- [TESTO DA LEGGERE]:
Per cinquant’anni ho fatto karate, quarantacinque attivi e gli ultimi passivi. Non si deve fare karate “per finta”, va fatto sul serio: col cuore, con la mente e, in ultimo, con il fisico.
di Susanna Rubatto
Paolo Lazzarini, è stato Presidente e Direttore Tecnico della società Sho-Gun di Reggio Emilia, da lui fondata nel 1985.
Allievo del M° Bruno Baleotti e successivamente del M° Hiroshi Shirai.
Nel 1972 inizia la pratica del karate e dal 1984 al 2002 è componente della Nazionale, prima dell’ISI e poi della FIKTA, partecipando a numerose gare nazionali e internazionali, sia nel kata sia nel kumite.
Nel 2018 gli è stato conferito il 7° dan
Ringraziamo il M° Lazzarini per il tempo che ci ha concesso, perché anche parlare per l’intervista non gli è facile. Il suo curriculum in qualità di atleta prima, di maestro e tecnico dopo, è indubbiamente di tutto rispetto, ma questo incontro abbiamo voluto incentrarlo sugli accadimenti degli ultimi anni, che lo hanno certamente segnato nel fisico, ma, come leggerete, non nello spirito e nemmeno nell’ironia. Una storia e una persona che desideriamo far conoscere, quale meritorio esempio di atleta dell’anima.
Karateka di caratura, ha percorso la Via, il Do, che la vita gli ha richiesto.
Oss Maestro!
È stata dura, ma ho usato il karate come fosse un’ancora.
Maestro, posso chiederle di raccontarci cosa Le è successo?
L’estate di cinque anni fa ero a fare un giro al mare in scooter, perché avrei dovuto fare un’immersione, dato che praticavo anche subacquea, oltre al crossfit, al ballo e altro, quindi ero anche uno molto in forma. Poi, essendoci brutto tempo, rientrai a casa a Ravenna (dove mi trovavo in quel momento, ma io abito a Reggio Emilia) e lì, senza nessun preavviso o segnale, sono improvvisamente caduto a causa di un ictus che mi colpì. Ora non sono più così in forma…
Ho scoperto così l’esistenza di questa condizione ed è difficile da sopportare. Però, per “fortuna”, riesco a essere abbastanza autonomo (anche se non come prima). La stessa cosa è capitata ad altri miei colleghi, i quali però nemmeno riescono a parlare, perciò capisco bene che sia un grosso problema che hanno in molti.

- [RECORD DEL DATASET]:

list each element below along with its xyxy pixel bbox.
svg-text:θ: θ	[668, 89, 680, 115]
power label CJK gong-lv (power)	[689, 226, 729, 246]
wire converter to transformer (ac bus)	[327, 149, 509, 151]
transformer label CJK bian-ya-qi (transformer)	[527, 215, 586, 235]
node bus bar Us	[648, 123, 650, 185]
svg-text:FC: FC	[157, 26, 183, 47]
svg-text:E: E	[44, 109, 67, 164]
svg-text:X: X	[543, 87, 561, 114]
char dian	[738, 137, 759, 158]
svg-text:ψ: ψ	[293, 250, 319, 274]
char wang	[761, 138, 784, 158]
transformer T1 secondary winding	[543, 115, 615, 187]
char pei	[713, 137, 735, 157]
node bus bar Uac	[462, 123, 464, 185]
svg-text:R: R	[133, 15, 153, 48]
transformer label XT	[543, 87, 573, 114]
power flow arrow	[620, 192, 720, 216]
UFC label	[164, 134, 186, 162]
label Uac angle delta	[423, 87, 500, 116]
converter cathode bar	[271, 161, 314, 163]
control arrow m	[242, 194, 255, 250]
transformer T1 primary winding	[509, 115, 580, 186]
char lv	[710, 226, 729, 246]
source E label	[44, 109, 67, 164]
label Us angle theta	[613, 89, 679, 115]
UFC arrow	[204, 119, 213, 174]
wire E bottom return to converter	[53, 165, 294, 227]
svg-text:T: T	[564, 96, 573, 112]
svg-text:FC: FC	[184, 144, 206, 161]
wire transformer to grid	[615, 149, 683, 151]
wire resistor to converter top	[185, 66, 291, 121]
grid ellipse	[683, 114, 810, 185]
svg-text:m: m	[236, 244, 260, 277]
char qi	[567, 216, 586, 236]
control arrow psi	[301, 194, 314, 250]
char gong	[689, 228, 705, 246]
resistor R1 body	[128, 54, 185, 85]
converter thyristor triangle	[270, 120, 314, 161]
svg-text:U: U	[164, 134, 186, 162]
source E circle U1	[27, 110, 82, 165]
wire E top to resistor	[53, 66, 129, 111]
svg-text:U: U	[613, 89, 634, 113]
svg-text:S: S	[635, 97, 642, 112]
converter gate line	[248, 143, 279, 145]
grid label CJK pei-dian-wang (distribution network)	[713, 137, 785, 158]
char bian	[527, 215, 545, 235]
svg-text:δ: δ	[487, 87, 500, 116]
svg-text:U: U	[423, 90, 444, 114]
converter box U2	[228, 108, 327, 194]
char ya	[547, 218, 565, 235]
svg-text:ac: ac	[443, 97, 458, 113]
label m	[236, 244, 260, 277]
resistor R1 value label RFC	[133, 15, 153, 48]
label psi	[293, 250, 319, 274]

- [COMPITI DA SVOLGERE]:
[a] Modifica il passo dell'intervista sul karate a partire da "Per cinquant’anni ho" fino a "fondata nel 1985.", sostituendo "fondata" con "creata".
[b] Prosegui l'intervista al maestro di karate, riprendendo subito dopo la sua ultima frase.

- [RISPOSTE]:
[a]
Per cinquant’anni ho fatto karate, quarantacinque attivi e gli ultimi passivi. Non si deve fare karate “per finta”, va fatto sul serio: col cuore, con la mente e, in ultimo, con il fisico.
di Susanna Rubatto
Paolo Lazzarini, è stato Presidente e Direttore Tecnico della società Sho-Gun di Reggio Emilia, da lui creata nel 1985.

[b]
Io fortunatamente ho il karate, è vero che anche gli altri lo praticavano, ma a me ha fatto un effetto positivo, dandomi la forza di reagire. Obiettivamente, se non avessi avuto il karate, non so come sarebbe andata a finire, perché ho passato dei momenti, soprattutto il primo anno, in cui non sapevo dove sbattere la testa. È stata dura, ma ho usato il karate come fosse un’ancora, nonostante ogni tanto io abbia ancora degli scoramenti. Poi però mi domando perché dovrei lamentarmi, quando ci sono persone che stanno molto peggio di me. Io guido la macchina, sono autonomo, posso incontrare i miei amici, andare alle lezioni del Maestro Shirai e seguire gli stage, anche se è chiaro che non posso più praticare. Io indosso il karategi, ma posso solo guardare, non più fare, nonostante abbia sempre fatto un karate attivo, anche dopo l’agonismo.
È così che mi motivo, pensando a quelli che invece non ci sono più o che non ce la fanno.
Quando vedo gli atleti paralimpici mi dico che loro sì sono forti, mica io! Allora mi dico che sono fortunato, pensando alla fatica che fanno per arrivare dove sono, dimostrando una enorme forza interiore.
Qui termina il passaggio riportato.